> **Requirement**:
Will you write out all the entries below exactly?

> **Input records**:
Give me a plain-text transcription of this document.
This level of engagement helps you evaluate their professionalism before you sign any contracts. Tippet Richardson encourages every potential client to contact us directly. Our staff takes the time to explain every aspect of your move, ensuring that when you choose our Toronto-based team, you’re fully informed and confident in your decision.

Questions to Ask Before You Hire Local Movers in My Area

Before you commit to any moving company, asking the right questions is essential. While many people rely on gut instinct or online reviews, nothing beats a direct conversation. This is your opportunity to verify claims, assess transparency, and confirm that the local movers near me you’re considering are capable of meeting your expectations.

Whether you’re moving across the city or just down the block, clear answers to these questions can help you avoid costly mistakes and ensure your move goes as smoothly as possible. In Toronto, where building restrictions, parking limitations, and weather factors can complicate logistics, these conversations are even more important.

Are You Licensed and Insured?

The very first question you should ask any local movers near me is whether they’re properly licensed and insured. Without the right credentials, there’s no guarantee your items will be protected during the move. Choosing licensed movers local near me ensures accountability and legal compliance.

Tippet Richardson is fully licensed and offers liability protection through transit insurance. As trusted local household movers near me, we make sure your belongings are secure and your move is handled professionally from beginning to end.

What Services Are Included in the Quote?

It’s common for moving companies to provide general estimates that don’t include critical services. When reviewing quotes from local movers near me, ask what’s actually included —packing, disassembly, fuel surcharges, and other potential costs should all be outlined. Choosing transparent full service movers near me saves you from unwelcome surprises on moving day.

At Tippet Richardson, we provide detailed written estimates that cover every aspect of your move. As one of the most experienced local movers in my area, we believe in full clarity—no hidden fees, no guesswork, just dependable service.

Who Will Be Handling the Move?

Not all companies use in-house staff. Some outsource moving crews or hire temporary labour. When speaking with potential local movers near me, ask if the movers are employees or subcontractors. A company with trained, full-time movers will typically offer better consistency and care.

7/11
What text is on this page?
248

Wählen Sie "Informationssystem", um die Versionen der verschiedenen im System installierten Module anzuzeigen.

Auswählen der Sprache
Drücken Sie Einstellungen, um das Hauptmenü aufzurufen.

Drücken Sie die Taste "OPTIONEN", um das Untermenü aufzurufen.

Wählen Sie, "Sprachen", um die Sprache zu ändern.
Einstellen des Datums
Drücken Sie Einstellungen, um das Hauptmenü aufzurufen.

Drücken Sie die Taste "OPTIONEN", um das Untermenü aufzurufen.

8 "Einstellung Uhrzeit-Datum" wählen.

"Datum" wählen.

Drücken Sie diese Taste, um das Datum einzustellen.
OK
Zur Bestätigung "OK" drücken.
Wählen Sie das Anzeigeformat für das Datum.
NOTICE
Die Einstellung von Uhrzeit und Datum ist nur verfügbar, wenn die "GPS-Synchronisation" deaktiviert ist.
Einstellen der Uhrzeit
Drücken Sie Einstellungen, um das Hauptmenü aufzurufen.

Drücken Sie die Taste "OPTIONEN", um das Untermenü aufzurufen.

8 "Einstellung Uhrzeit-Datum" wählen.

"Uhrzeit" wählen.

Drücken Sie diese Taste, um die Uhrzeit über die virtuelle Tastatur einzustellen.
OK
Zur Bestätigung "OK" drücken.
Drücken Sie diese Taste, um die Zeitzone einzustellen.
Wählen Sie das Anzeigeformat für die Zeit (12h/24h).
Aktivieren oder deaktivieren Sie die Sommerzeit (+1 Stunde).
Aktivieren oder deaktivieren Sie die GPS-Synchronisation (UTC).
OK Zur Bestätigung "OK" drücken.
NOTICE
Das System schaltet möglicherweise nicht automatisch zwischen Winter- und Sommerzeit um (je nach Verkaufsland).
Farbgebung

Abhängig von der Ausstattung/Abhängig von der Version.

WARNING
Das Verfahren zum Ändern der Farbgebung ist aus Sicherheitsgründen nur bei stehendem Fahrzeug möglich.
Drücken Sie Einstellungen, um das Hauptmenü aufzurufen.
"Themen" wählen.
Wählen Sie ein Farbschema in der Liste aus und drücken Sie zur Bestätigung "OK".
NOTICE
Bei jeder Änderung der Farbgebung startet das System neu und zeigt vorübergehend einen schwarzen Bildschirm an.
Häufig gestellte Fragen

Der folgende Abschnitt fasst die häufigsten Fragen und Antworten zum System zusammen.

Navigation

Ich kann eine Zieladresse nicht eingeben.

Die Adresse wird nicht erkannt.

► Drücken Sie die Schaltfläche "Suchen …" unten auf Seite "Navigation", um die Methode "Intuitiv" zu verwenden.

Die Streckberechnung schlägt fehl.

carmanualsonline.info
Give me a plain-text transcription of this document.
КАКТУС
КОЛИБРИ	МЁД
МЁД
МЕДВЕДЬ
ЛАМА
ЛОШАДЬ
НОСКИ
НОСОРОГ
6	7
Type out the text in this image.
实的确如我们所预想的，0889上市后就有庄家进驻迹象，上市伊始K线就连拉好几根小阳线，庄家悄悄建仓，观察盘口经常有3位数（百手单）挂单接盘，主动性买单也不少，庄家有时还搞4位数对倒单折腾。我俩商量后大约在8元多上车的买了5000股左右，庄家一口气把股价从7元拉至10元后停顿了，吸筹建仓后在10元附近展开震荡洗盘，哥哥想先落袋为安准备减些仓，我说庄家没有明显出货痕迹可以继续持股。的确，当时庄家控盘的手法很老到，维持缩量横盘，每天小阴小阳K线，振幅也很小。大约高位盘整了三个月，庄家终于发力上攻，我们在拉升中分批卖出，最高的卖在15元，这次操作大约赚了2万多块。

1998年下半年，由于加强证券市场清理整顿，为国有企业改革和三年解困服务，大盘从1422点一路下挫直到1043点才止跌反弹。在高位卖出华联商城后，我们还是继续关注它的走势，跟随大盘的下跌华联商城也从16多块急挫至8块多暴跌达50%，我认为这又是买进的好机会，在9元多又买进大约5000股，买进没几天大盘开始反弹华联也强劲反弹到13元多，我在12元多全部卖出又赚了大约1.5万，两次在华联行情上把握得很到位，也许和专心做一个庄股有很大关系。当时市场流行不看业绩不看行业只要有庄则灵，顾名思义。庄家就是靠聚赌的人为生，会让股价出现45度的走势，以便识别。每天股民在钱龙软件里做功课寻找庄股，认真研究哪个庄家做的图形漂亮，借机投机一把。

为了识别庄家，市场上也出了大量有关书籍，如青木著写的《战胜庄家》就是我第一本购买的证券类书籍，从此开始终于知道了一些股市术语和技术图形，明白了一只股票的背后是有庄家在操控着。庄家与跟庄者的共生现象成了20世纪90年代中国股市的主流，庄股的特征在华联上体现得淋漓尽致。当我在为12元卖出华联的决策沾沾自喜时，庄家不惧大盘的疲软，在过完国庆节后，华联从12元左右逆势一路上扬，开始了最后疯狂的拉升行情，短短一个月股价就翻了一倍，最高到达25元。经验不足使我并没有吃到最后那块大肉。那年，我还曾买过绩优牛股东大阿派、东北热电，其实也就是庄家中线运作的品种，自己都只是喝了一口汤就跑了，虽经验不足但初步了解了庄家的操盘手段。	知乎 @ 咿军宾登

> **Expected answer**:
Give me a plain-text transcription of this document.
This level of engagement helps you evaluate their professionalism before you sign any contracts. Tippet Richardson encourages every potential client to contact us directly. Our staff takes the time to explain every aspect of your move, ensuring that when you choose our Toronto-based team, you’re fully informed and confident in your decision.

Questions to Ask Before You Hire Local Movers in My Area

Before you commit to any moving company, asking the right questions is essential. While many people rely on gut instinct or online reviews, nothing beats a direct conversation. This is your opportunity to verify claims, assess transparency, and confirm that the local movers near me you’re considering are capable of meeting your expectations.

Whether you’re moving across the city or just down the block, clear answers to these questions can help you avoid costly mistakes and ensure your move goes as smoothly as possible. In Toronto, where building restrictions, parking limitations, and weather factors can complicate logistics, these conversations are even more important.

Are You Licensed and Insured?

The very first question you should ask any local movers near me is whether they’re properly licensed and insured. Without the right credentials, there’s no guarantee your items will be protected during the move. Choosing licensed movers local near me ensures accountability and legal compliance.

Tippet Richardson is fully licensed and offers liability protection through transit insurance. As trusted local household movers near me, we make sure your belongings are secure and your move is handled professionally from beginning to end.

What Services Are Included in the Quote?

It’s common for moving companies to provide general estimates that don’t include critical services. When reviewing quotes from local movers near me, ask what’s actually included —packing, disassembly, fuel surcharges, and other potential costs should all be outlined. Choosing transparent full service movers near me saves you from unwelcome surprises on moving day.

At Tippet Richardson, we provide detailed written estimates that cover every aspect of your move. As one of the most experienced local movers in my area, we believe in full clarity—no hidden fees, no guesswork, just dependable service.

Who Will Be Handling the Move?

Not all companies use in-house staff. Some outsource moving crews or hire temporary labour. When speaking with potential local movers near me, ask if the movers are employees or subcontractors. A company with trained, full-time movers will typically offer better consistency and care.

7/11
What text is on this page?
248

Wählen Sie "Informationssystem", um die Versionen der verschiedenen im System installierten Module anzuzeigen.

Auswählen der Sprache
Drücken Sie Einstellungen, um das Hauptmenü aufzurufen.

Drücken Sie die Taste "OPTIONEN", um das Untermenü aufzurufen.

Wählen Sie, "Sprachen", um die Sprache zu ändern.
Einstellen des Datums
Drücken Sie Einstellungen, um das Hauptmenü aufzurufen.

Drücken Sie die Taste "OPTIONEN", um das Untermenü aufzurufen.

8 "Einstellung Uhrzeit-Datum" wählen.

"Datum" wählen.

Drücken Sie diese Taste, um das Datum einzustellen.
OK
Zur Bestätigung "OK" drücken.
Wählen Sie das Anzeigeformat für das Datum.
NOTICE
Die Einstellung von Uhrzeit und Datum ist nur verfügbar, wenn die "GPS-Synchronisation" deaktiviert ist.
Einstellen der Uhrzeit
Drücken Sie Einstellungen, um das Hauptmenü aufzurufen.

Drücken Sie die Taste "OPTIONEN", um das Untermenü aufzurufen.

8 "Einstellung Uhrzeit-Datum" wählen.

"Uhrzeit" wählen.

Drücken Sie diese Taste, um die Uhrzeit über die virtuelle Tastatur einzustellen.
OK
Zur Bestätigung "OK" drücken.
Drücken Sie diese Taste, um die Zeitzone einzustellen.
Wählen Sie das Anzeigeformat für die Zeit (12h/24h).
Aktivieren oder deaktivieren Sie die Sommerzeit (+1 Stunde).
Aktivieren oder deaktivieren Sie die GPS-Synchronisation (UTC).
OK Zur Bestätigung "OK" drücken.
NOTICE
Das System schaltet möglicherweise nicht automatisch zwischen Winter- und Sommerzeit um (je nach Verkaufsland).
Farbgebung

Abhängig von der Ausstattung/Abhängig von der Version.

WARNING
Das Verfahren zum Ändern der Farbgebung ist aus Sicherheitsgründen nur bei stehendem Fahrzeug möglich.
Drücken Sie Einstellungen, um das Hauptmenü aufzurufen.
"Themen" wählen.
Wählen Sie ein Farbschema in der Liste aus und drücken Sie zur Bestätigung "OK".
NOTICE
Bei jeder Änderung der Farbgebung startet das System neu und zeigt vorübergehend einen schwarzen Bildschirm an.
Häufig gestellte Fragen

Der folgende Abschnitt fasst die häufigsten Fragen und Antworten zum System zusammen.

Navigation

Ich kann eine Zieladresse nicht eingeben.

Die Adresse wird nicht erkannt.

► Drücken Sie die Schaltfläche "Suchen …" unten auf Seite "Navigation", um die Methode "Intuitiv" zu verwenden.

Die Streckberechnung schlägt fehl.

carmanualsonline.info
Give me a plain-text transcription of this document.
КАКТУС
КОЛИБРИ	МЁД
МЁД
МЕДВЕДЬ
ЛАМА
ЛОШАДЬ
НОСКИ
НОСОРОГ
6	7
Type out the text in this image.
实的确如我们所预想的，0889上市后就有庄家进驻迹象，上市伊始K线就连拉好几根小阳线，庄家悄悄建仓，观察盘口经常有3位数（百手单）挂单接盘，主动性买单也不少，庄家有时还搞4位数对倒单折腾。我俩商量后大约在8元多上车的买了5000股左右，庄家一口气把股价从7元拉至10元后停顿了，吸筹建仓后在10元附近展开震荡洗盘，哥哥想先落袋为安准备减些仓，我说庄家没有明显出货痕迹可以继续持股。的确，当时庄家控盘的手法很老到，维持缩量横盘，每天小阴小阳K线，振幅也很小。大约高位盘整了三个月，庄家终于发力上攻，我们在拉升中分批卖出，最高的卖在15元，这次操作大约赚了2万多块。

1998年下半年，由于加强证券市场清理整顿，为国有企业改革和三年解困服务，大盘从1422点一路下挫直到1043点才止跌反弹。在高位卖出华联商城后，我们还是继续关注它的走势，跟随大盘的下跌华联商城也从16多块急挫至8块多暴跌达50%，我认为这又是买进的好机会，在9元多又买进大约5000股，买进没几天大盘开始反弹华联也强劲反弹到13元多，我在12元多全部卖出又赚了大约1.5万，两次在华联行情上把握得很到位，也许和专心做一个庄股有很大关系。当时市场流行不看业绩不看行业只要有庄则灵，顾名思义。庄家就是靠聚赌的人为生，会让股价出现45度的走势，以便识别。每天股民在钱龙软件里做功课寻找庄股，认真研究哪个庄家做的图形漂亮，借机投机一把。

为了识别庄家，市场上也出了大量有关书籍，如青木著写的《战胜庄家》就是我第一本购买的证券类书籍，从此开始终于知道了一些股市术语和技术图形，明白了一只股票的背后是有庄家在操控着。庄家与跟庄者的共生现象成了20世纪90年代中国股市的主流，庄股的特征在华联上体现得淋漓尽致。当我在为12元卖出华联的决策沾沾自喜时，庄家不惧大盘的疲软，在过完国庆节后，华联从12元左右逆势一路上扬，开始了最后疯狂的拉升行情，短短一个月股价就翻了一倍，最高到达25元。经验不足使我并没有吃到最后那块大肉。那年，我还曾买过绩优牛股东大阿派、东北热电，其实也就是庄家中线运作的品种，自己都只是喝了一口汤就跑了，虽经验不足但初步了解了庄家的操盘手段。	知乎 @ 咿军宾登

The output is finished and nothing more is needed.